Collected data:

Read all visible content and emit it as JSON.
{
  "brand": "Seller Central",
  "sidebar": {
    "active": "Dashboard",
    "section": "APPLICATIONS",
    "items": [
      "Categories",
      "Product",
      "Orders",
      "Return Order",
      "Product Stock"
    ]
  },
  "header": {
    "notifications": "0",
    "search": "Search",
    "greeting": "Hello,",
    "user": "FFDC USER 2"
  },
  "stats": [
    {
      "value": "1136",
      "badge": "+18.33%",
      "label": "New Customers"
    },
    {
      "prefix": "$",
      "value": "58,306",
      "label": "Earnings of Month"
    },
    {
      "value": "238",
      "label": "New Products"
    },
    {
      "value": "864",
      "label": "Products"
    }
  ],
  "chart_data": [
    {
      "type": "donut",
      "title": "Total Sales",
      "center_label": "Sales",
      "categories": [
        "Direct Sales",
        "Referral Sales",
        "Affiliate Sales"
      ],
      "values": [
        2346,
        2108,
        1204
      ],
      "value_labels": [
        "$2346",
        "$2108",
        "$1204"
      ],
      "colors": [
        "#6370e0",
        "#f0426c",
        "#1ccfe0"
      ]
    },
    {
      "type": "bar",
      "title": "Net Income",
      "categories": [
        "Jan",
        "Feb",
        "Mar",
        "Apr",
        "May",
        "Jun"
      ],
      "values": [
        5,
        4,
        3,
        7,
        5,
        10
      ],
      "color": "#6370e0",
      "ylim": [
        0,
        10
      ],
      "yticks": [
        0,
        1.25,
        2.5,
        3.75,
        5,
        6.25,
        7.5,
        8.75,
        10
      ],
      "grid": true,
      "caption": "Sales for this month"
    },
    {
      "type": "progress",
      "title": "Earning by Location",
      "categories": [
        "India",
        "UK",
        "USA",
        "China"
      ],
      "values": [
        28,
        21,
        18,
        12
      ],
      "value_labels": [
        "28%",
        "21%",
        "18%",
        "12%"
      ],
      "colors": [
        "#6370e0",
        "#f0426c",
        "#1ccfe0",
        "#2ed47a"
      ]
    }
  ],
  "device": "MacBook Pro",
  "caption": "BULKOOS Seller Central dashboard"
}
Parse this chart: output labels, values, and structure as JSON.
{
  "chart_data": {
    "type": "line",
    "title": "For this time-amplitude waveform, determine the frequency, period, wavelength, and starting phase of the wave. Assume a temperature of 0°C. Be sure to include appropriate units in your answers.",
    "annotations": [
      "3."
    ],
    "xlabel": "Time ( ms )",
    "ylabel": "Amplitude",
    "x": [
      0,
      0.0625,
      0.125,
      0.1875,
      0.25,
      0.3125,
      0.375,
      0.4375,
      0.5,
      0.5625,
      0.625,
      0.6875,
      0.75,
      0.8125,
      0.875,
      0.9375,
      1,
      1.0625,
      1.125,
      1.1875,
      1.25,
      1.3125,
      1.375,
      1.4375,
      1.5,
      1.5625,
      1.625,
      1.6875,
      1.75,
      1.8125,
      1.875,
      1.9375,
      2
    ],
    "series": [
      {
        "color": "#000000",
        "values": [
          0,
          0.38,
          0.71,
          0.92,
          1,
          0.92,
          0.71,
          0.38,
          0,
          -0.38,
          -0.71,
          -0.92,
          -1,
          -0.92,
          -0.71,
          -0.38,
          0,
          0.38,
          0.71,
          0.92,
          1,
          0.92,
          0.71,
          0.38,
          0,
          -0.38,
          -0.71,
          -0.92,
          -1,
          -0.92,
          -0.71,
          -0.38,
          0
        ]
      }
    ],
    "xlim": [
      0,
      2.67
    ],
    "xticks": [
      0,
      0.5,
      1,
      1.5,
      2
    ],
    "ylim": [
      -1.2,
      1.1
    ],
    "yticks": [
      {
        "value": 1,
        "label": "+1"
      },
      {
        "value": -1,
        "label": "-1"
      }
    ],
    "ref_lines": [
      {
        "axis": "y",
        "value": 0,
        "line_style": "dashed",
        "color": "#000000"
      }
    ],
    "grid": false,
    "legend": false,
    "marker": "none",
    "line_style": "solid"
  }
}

Set problem:
Go through the entries above and copy every line containing "Sales".

Output for this task:
      "title": "Total Sales",
      "center_label": "Sales",
        "Direct Sales",
        "Referral Sales",
        "Affiliate Sales"
      "caption": "Sales for this month"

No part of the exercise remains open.